Where a line holds "home", copy it.
***** Data for this exercise *****
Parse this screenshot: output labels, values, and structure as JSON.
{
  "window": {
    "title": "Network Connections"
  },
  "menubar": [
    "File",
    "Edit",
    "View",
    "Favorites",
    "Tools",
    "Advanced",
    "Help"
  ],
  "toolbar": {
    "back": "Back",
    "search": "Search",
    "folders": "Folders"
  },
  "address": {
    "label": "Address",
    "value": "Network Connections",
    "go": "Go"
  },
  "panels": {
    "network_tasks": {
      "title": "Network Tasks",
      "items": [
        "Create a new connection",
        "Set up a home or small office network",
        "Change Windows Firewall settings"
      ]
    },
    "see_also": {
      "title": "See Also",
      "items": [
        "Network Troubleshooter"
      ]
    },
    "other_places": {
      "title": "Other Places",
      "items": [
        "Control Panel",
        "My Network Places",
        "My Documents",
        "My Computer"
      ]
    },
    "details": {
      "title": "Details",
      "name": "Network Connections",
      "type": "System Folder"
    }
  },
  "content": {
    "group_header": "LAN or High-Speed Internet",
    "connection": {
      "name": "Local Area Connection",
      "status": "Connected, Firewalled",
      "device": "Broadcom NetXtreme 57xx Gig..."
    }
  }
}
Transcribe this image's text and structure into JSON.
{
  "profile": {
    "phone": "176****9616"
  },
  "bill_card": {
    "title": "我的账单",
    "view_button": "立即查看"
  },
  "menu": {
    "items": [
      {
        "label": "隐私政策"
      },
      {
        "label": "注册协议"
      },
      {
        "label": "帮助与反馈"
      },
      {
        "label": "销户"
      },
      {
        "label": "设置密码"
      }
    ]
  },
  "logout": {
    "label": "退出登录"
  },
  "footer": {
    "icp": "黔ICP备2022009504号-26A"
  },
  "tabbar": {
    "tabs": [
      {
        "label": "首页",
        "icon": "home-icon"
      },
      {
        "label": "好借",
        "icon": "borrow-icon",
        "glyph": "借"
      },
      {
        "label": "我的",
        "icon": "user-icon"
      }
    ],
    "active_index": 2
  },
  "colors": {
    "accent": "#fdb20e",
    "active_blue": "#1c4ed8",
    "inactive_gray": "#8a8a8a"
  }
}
*****
## Exercise answer
        "Set up a home or small office network",
        "icon": "home-icon"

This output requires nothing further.